### Objective
Identify every line in the entries below that contains the string "Works", matching case, and copy each of those lines.

### Stored data
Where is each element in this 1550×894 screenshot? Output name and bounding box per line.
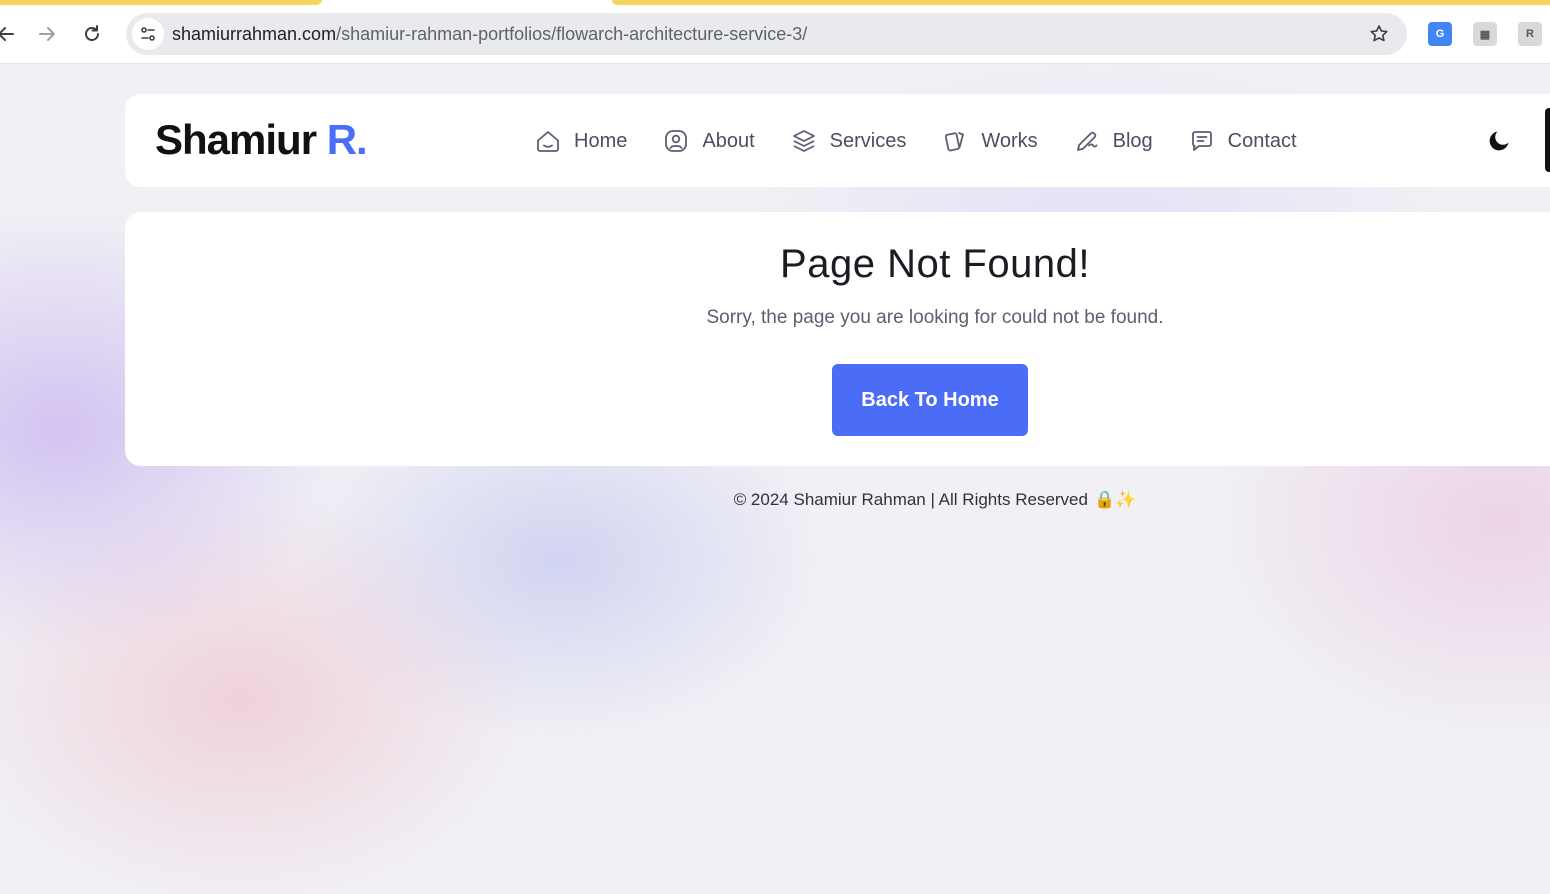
nav-item-home[interactable]: Home bbox=[534, 124, 627, 158]
user-icon bbox=[662, 127, 690, 155]
nav-item-contact[interactable]: Contact bbox=[1188, 124, 1297, 158]
site-header: Shamiur R. Home About Services Works Blo… bbox=[125, 94, 1550, 187]
url-text[interactable]: shamiurrahman.com/shamiur-rahman-portfol… bbox=[172, 24, 807, 45]
nav-item-services[interactable]: Services bbox=[790, 124, 907, 158]
copyright-text: © 2024 Shamiur Rahman | All Rights Reser… bbox=[733, 490, 1088, 509]
nav-label: Works bbox=[981, 129, 1038, 152]
address-bar[interactable]: shamiurrahman.com/shamiur-rahman-portfol… bbox=[126, 13, 1407, 55]
main-nav: Home About Services Works Blog Contact bbox=[534, 124, 1297, 158]
not-found-card: Page Not Found! Sorry, the page you are … bbox=[125, 212, 1550, 466]
nav-item-about[interactable]: About bbox=[662, 124, 755, 158]
chat-icon bbox=[1188, 127, 1216, 155]
nav-label: Services bbox=[829, 129, 907, 152]
logo-accent: R. bbox=[326, 116, 368, 163]
tab-strip-accent bbox=[612, 0, 1550, 5]
not-found-message: Sorry, the page you are looking for coul… bbox=[706, 307, 1164, 328]
home-icon bbox=[534, 127, 562, 155]
back-arrow-icon[interactable] bbox=[0, 20, 20, 48]
url-host: shamiurrahman.com bbox=[172, 24, 337, 44]
google-translate-icon[interactable]: G bbox=[1428, 22, 1452, 46]
header-action-edge[interactable] bbox=[1545, 108, 1550, 172]
bookmark-star-icon[interactable] bbox=[1367, 22, 1391, 46]
layers-icon bbox=[790, 127, 818, 155]
forward-arrow-icon[interactable] bbox=[33, 20, 61, 48]
extension-icon[interactable]: ▦ bbox=[1473, 22, 1497, 46]
url-path: /shamiur-rahman-portfolios/flowarch-arch… bbox=[336, 24, 808, 44]
nav-label: Blog bbox=[1112, 129, 1153, 152]
nav-item-works[interactable]: Works bbox=[941, 124, 1038, 158]
extension-icon[interactable]: R bbox=[1518, 22, 1542, 46]
page-title: Page Not Found! bbox=[780, 242, 1090, 286]
site-footer: © 2024 Shamiur Rahman | All Rights Reser… bbox=[0, 490, 1550, 510]
moon-icon[interactable] bbox=[1487, 127, 1513, 153]
nav-item-blog[interactable]: Blog bbox=[1073, 124, 1153, 158]
lock-sparkle-icon: 🔒✨ bbox=[1093, 490, 1137, 509]
back-to-home-button[interactable]: Back To Home bbox=[832, 364, 1028, 436]
site-logo[interactable]: Shamiur R. bbox=[155, 116, 368, 164]
nav-label: About bbox=[702, 129, 755, 152]
reload-icon[interactable] bbox=[78, 20, 106, 48]
nav-label: Contact bbox=[1227, 129, 1297, 152]
pen-icon bbox=[1073, 127, 1101, 155]
tab-strip-accent bbox=[0, 0, 322, 5]
nav-label: Home bbox=[574, 129, 628, 152]
cards-icon bbox=[941, 127, 969, 155]
logo-name: Shamiur bbox=[155, 116, 317, 163]
site-info-icon[interactable] bbox=[132, 18, 164, 50]
browser-toolbar: shamiurrahman.com/shamiur-rahman-portfol… bbox=[0, 0, 1550, 64]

### Written answer
site-header: Shamiur R. Home About Services Works Blo… bbox=[125, 94, 1550, 187]
nav-label: Works bbox=[981, 129, 1038, 152]
main-nav: Home About Services Works Blog Contact bbox=[534, 124, 1297, 158]
nav-item-works[interactable]: Works bbox=[941, 124, 1038, 158]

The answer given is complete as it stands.